(The task)
The data below needs to be returned exactly, line for line.

(Chart and figure data)
begin

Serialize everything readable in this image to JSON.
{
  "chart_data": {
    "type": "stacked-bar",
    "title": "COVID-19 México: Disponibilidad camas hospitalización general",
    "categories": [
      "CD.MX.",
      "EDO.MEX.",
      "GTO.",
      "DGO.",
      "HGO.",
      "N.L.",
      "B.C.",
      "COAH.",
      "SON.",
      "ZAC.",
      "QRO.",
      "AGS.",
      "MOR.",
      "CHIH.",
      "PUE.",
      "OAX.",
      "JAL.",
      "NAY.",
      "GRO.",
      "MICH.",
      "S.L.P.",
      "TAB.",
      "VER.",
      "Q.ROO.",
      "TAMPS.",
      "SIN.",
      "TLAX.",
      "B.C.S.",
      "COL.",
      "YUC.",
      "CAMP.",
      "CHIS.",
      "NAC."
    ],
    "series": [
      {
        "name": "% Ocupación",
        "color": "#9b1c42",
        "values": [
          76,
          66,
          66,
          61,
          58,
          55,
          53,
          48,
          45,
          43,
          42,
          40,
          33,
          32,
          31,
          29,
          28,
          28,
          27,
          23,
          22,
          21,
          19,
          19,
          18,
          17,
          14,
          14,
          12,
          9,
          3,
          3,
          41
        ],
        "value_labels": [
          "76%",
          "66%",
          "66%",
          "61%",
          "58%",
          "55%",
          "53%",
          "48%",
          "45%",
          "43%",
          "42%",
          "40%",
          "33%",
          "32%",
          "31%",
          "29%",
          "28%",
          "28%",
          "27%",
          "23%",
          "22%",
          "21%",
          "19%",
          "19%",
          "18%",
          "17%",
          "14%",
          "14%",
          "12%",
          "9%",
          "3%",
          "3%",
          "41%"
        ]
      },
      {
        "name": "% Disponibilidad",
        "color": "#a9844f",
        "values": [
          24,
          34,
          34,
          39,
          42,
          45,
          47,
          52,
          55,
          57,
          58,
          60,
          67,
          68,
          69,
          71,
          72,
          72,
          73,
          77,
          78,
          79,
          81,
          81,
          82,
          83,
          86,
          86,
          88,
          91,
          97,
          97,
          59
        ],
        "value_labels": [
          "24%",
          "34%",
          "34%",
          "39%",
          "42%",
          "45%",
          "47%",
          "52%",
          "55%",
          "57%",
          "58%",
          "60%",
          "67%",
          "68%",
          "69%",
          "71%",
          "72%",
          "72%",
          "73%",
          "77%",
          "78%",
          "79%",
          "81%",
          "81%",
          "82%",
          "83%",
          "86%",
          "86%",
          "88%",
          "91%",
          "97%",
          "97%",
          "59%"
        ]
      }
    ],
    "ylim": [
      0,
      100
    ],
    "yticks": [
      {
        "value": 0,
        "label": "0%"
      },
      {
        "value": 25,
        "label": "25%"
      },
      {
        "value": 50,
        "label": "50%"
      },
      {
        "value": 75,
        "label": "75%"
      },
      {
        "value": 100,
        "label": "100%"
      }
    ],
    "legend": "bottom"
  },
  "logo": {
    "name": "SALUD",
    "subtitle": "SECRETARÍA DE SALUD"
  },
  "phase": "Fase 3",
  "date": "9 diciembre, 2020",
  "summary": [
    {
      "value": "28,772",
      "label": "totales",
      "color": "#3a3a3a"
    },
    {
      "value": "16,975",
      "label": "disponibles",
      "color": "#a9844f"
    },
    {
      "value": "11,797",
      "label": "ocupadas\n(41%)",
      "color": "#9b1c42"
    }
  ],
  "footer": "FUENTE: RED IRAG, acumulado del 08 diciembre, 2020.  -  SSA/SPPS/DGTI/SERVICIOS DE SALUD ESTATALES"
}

end

(Answer to the exercise)
Serialize everything readable in this image to JSON.
{
  "chart_data": {
    "type": "stacked-bar",
    "title": "COVID-19 México: Disponibilidad camas hospitalización general",
    "categories": [
      "CD.MX.",
      "EDO.MEX.",
      "GTO.",
      "DGO.",
      "HGO.",
      "N.L.",
      "B.C.",
      "COAH.",
      "SON.",
      "ZAC.",
      "QRO.",
      "AGS.",
      "MOR.",
      "CHIH.",
      "PUE.",
      "OAX.",
      "JAL.",
      "NAY.",
      "GRO.",
      "MICH.",
      "S.L.P.",
      "TAB.",
      "VER.",
      "Q.ROO.",
      "TAMPS.",
      "SIN.",
      "TLAX.",
      "B.C.S.",
      "COL.",
      "YUC.",
      "CAMP.",
      "CHIS.",
      "NAC."
    ],
    "series": [
      {
        "name": "% Ocupación",
        "color": "#9b1c42",
        "values": [
          76,
          66,
          66,
          61,
          58,
          55,
          53,
          48,
          45,
          43,
          42,
          40,
          33,
          32,
          31,
          29,
          28,
          28,
          27,
          23,
          22,
          21,
          19,
          19,
          18,
          17,
          14,
          14,
          12,
          9,
          3,
          3,
          41
        ],
        "value_labels": [
          "76%",
          "66%",
          "66%",
          "61%",
          "58%",
          "55%",
          "53%",
          "48%",
          "45%",
          "43%",
          "42%",
          "40%",
          "33%",
          "32%",
          "31%",
          "29%",
          "28%",
          "28%",
          "27%",
          "23%",
          "22%",
          "21%",
          "19%",
          "19%",
          "18%",
          "17%",
          "14%",
          "14%",
          "12%",
          "9%",
          "3%",
          "3%",
          "41%"
        ]
      },
      {
        "name": "% Disponibilidad",
        "color": "#a9844f",
        "values": [
          24,
          34,
          34,
          39,
          42,
          45,
          47,
          52,
          55,
          57,
          58,
          60,
          67,
          68,
          69,
          71,
          72,
          72,
          73,
          77,
          78,
          79,
          81,
          81,
          82,
          83,
          86,
          86,
          88,
          91,
          97,
          97,
          59
        ],
        "value_labels": [
          "24%",
          "34%",
          "34%",
          "39%",
          "42%",
          "45%",
          "47%",
          "52%",
          "55%",
          "57%",
          "58%",
          "60%",
          "67%",
          "68%",
          "69%",
          "71%",
          "72%",
          "72%",
          "73%",
          "77%",
          "78%",
          "79%",
          "81%",
          "81%",
          "82%",
          "83%",
          "86%",
          "86%",
          "88%",
          "91%",
          "97%",
          "97%",
          "59%"
        ]
      }
    ],
    "ylim": [
      0,
      100
    ],
    "yticks": [
      {
        "value": 0,
        "label": "0%"
      },
      {
        "value": 25,
        "label": "25%"
      },
      {
        "value": 50,
        "label": "50%"
      },
      {
        "value": 75,
        "label": "75%"
      },
      {
        "value": 100,
        "label": "100%"
      }
    ],
    "legend": "bottom"
  },
  "logo": {
    "name": "SALUD",
    "subtitle": "SECRETARÍA DE SALUD"
  },
  "phase": "Fase 3",
  "date": "9 diciembre, 2020",
  "summary": [
    {
      "value": "28,772",
      "label": "totales",
      "color": "#3a3a3a"
    },
    {
      "value": "16,975",
      "label": "disponibles",
      "color": "#a9844f"
    },
    {
      "value": "11,797",
      "label": "ocupadas\n(41%)",
      "color": "#9b1c42"
    }
  ],
  "footer": "FUENTE: RED IRAG, acumulado del 08 diciembre, 2020.  -  SSA/SPPS/DGTI/SERVICIOS DE SALUD ESTATALES"
}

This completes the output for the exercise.